Copy each line of the records that contains the word "type".
#####
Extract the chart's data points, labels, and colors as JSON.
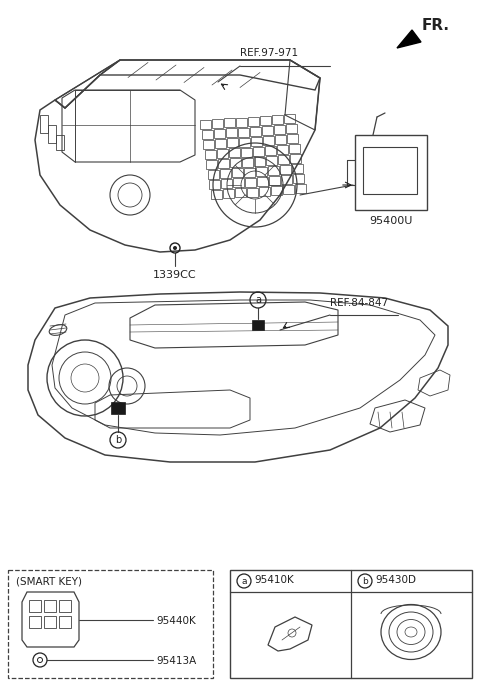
{
  "bg_color": "#ffffff",
  "line_color": "#404040",
  "dark_color": "#222222",
  "fr_label": "FR.",
  "ref1_label": "REF.97-971",
  "ref2_label": "REF.84-847",
  "part1_label": "1339CC",
  "part2_label": "95400U",
  "part3_label": "95410K",
  "part4_label": "95430D",
  "part5_label": "95440K",
  "part6_label": "95413A",
  "smart_key_label": "(SMART KEY)",
  "figsize": [
    4.8,
    6.84
  ],
  "dpi": 100
}
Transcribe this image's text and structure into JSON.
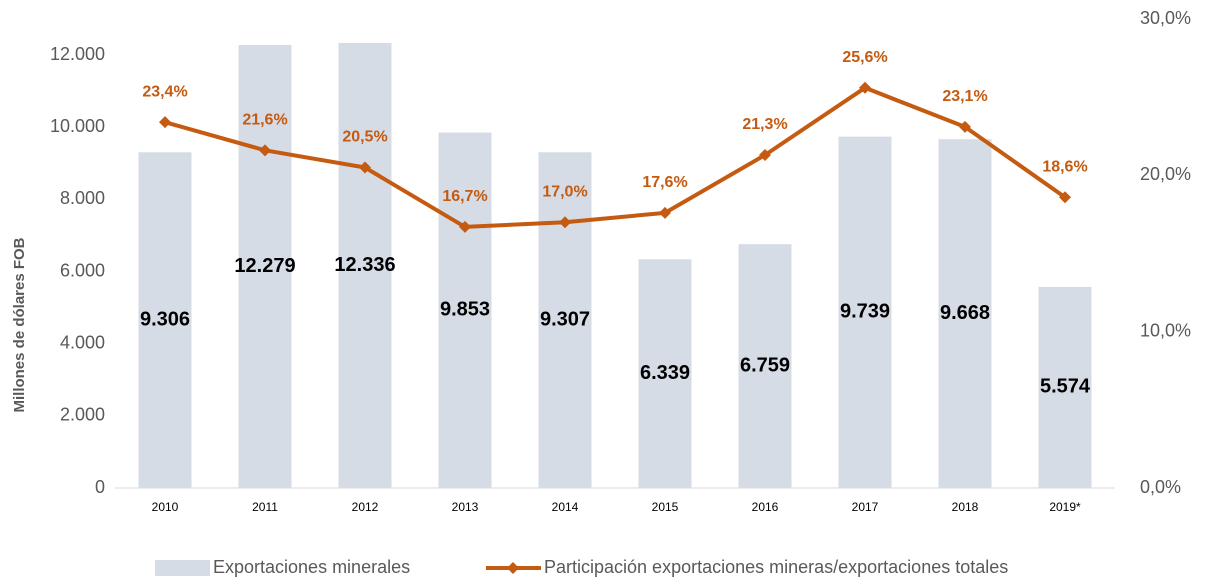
{
  "chart_data": {
    "type": "combo",
    "y_label": "Millones de dólares FOB",
    "categories": [
      "2010",
      "2011",
      "2012",
      "2013",
      "2014",
      "2015",
      "2016",
      "2017",
      "2018",
      "2019*"
    ],
    "series": [
      {
        "name": "Exportaciones minerales",
        "type": "bar",
        "color": "#d6dce5",
        "values": [
          9306,
          12279,
          12336,
          9853,
          9307,
          6339,
          6759,
          9739,
          9668,
          5574
        ],
        "value_labels": [
          "9.306",
          "12.279",
          "12.336",
          "9.853",
          "9.307",
          "6.339",
          "6.759",
          "9.739",
          "9.668",
          "5.574"
        ]
      },
      {
        "name": "Participación exportaciones mineras/exportaciones totales",
        "type": "line",
        "axis": "y2",
        "color": "#c55a11",
        "values": [
          23.4,
          21.6,
          20.5,
          16.7,
          17.0,
          17.6,
          21.3,
          25.6,
          23.1,
          18.6
        ],
        "value_labels": [
          "23,4%",
          "21,6%",
          "20,5%",
          "16,7%",
          "17,0%",
          "17,6%",
          "21,3%",
          "25,6%",
          "23,1%",
          "18,6%"
        ]
      }
    ],
    "ylim": [
      0,
      13000
    ],
    "yticks": [
      0,
      {
        "value": 2000,
        "label": "2.000"
      },
      {
        "value": 4000,
        "label": "4.000"
      },
      {
        "value": 6000,
        "label": "6.000"
      },
      {
        "value": 8000,
        "label": "8.000"
      },
      {
        "value": 10000,
        "label": "10.000"
      },
      {
        "value": 12000,
        "label": "12.000"
      }
    ],
    "y2lim": [
      0,
      30
    ],
    "y2ticks": [
      {
        "value": 0,
        "label": "0,0%"
      },
      {
        "value": 10,
        "label": "10,0%"
      },
      {
        "value": 20,
        "label": "20,0%"
      },
      {
        "value": 30,
        "label": "30,0%"
      }
    ],
    "legend": "bottom"
  }
}
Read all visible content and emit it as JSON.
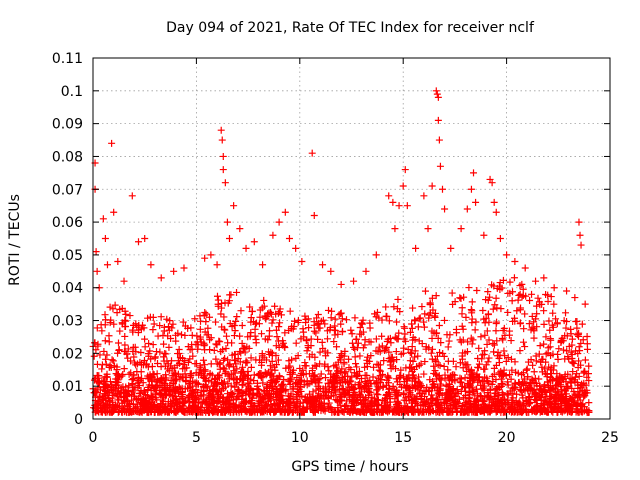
{
  "chart_data": {
    "type": "scatter",
    "title": "Day 094 of 2021, Rate Of TEC Index for receiver nclf",
    "xlabel": "GPS time / hours",
    "ylabel": "ROTI / TECUs",
    "xlim": [
      0,
      25
    ],
    "ylim": [
      0,
      0.11
    ],
    "xticks": [
      0,
      5,
      10,
      15,
      20,
      25
    ],
    "xtick_labels": [
      "0",
      "5",
      "10",
      "15",
      "20",
      "25"
    ],
    "yticks": [
      0,
      0.01,
      0.02,
      0.03,
      0.04,
      0.05,
      0.06,
      0.07,
      0.08,
      0.09,
      0.1,
      0.11
    ],
    "ytick_labels": [
      "0",
      "0.01",
      "0.02",
      "0.03",
      "0.04",
      "0.05",
      "0.06",
      "0.07",
      "0.08",
      "0.09",
      "0.1",
      "0.11"
    ],
    "grid": true,
    "marker": "+",
    "color": "#ff0000",
    "series": [
      {
        "name": "ROTI",
        "points": [
          [
            0.1,
            0.078
          ],
          [
            0.1,
            0.07
          ],
          [
            0.15,
            0.051
          ],
          [
            0.2,
            0.045
          ],
          [
            0.3,
            0.04
          ],
          [
            0.5,
            0.061
          ],
          [
            0.6,
            0.055
          ],
          [
            0.7,
            0.047
          ],
          [
            0.9,
            0.084
          ],
          [
            1.0,
            0.063
          ],
          [
            1.2,
            0.048
          ],
          [
            1.5,
            0.042
          ],
          [
            1.9,
            0.068
          ],
          [
            2.2,
            0.054
          ],
          [
            2.5,
            0.055
          ],
          [
            2.8,
            0.047
          ],
          [
            3.3,
            0.043
          ],
          [
            3.9,
            0.045
          ],
          [
            4.4,
            0.046
          ],
          [
            5.4,
            0.049
          ],
          [
            5.7,
            0.05
          ],
          [
            6.0,
            0.047
          ],
          [
            6.2,
            0.088
          ],
          [
            6.25,
            0.085
          ],
          [
            6.3,
            0.08
          ],
          [
            6.3,
            0.076
          ],
          [
            6.4,
            0.072
          ],
          [
            6.5,
            0.06
          ],
          [
            6.6,
            0.055
          ],
          [
            6.8,
            0.065
          ],
          [
            7.1,
            0.058
          ],
          [
            7.4,
            0.052
          ],
          [
            7.8,
            0.054
          ],
          [
            8.2,
            0.047
          ],
          [
            8.7,
            0.056
          ],
          [
            9.0,
            0.06
          ],
          [
            9.3,
            0.063
          ],
          [
            9.5,
            0.055
          ],
          [
            9.8,
            0.052
          ],
          [
            10.1,
            0.048
          ],
          [
            10.6,
            0.081
          ],
          [
            10.7,
            0.062
          ],
          [
            11.1,
            0.047
          ],
          [
            11.5,
            0.045
          ],
          [
            12.0,
            0.041
          ],
          [
            12.6,
            0.042
          ],
          [
            13.2,
            0.045
          ],
          [
            13.7,
            0.05
          ],
          [
            14.3,
            0.068
          ],
          [
            14.5,
            0.066
          ],
          [
            14.6,
            0.058
          ],
          [
            14.8,
            0.065
          ],
          [
            15.0,
            0.071
          ],
          [
            15.1,
            0.076
          ],
          [
            15.2,
            0.065
          ],
          [
            15.6,
            0.052
          ],
          [
            16.0,
            0.068
          ],
          [
            16.2,
            0.058
          ],
          [
            16.4,
            0.071
          ],
          [
            16.6,
            0.1
          ],
          [
            16.65,
            0.099
          ],
          [
            16.7,
            0.098
          ],
          [
            16.7,
            0.091
          ],
          [
            16.75,
            0.085
          ],
          [
            16.8,
            0.077
          ],
          [
            16.9,
            0.07
          ],
          [
            17.0,
            0.064
          ],
          [
            17.3,
            0.052
          ],
          [
            17.8,
            0.058
          ],
          [
            18.1,
            0.064
          ],
          [
            18.3,
            0.07
          ],
          [
            18.4,
            0.075
          ],
          [
            18.5,
            0.066
          ],
          [
            18.9,
            0.056
          ],
          [
            19.2,
            0.073
          ],
          [
            19.3,
            0.072
          ],
          [
            19.4,
            0.066
          ],
          [
            19.5,
            0.063
          ],
          [
            19.7,
            0.055
          ],
          [
            20.0,
            0.05
          ],
          [
            20.4,
            0.048
          ],
          [
            20.9,
            0.046
          ],
          [
            21.4,
            0.042
          ],
          [
            21.8,
            0.043
          ],
          [
            22.3,
            0.04
          ],
          [
            22.9,
            0.039
          ],
          [
            23.3,
            0.037
          ],
          [
            23.5,
            0.06
          ],
          [
            23.55,
            0.056
          ],
          [
            23.6,
            0.053
          ],
          [
            23.8,
            0.035
          ]
        ],
        "dense_band": {
          "x_range": [
            0,
            24
          ],
          "floor_y": 0.002,
          "envelope": [
            [
              0,
              0.03
            ],
            [
              1,
              0.035
            ],
            [
              2,
              0.033
            ],
            [
              3,
              0.032
            ],
            [
              4,
              0.03
            ],
            [
              5,
              0.031
            ],
            [
              6,
              0.038
            ],
            [
              7,
              0.04
            ],
            [
              8,
              0.037
            ],
            [
              9,
              0.034
            ],
            [
              10,
              0.032
            ],
            [
              11,
              0.034
            ],
            [
              12,
              0.033
            ],
            [
              13,
              0.03
            ],
            [
              14,
              0.034
            ],
            [
              15,
              0.038
            ],
            [
              16,
              0.04
            ],
            [
              17,
              0.038
            ],
            [
              18,
              0.04
            ],
            [
              19,
              0.042
            ],
            [
              20,
              0.044
            ],
            [
              21,
              0.042
            ],
            [
              22,
              0.038
            ],
            [
              23,
              0.034
            ],
            [
              24,
              0.03
            ]
          ]
        }
      }
    ]
  }
}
#####
(Problem solution):
    "type": "combo",
        "type": "bar",
        "type": "line",
    "type": "scatter",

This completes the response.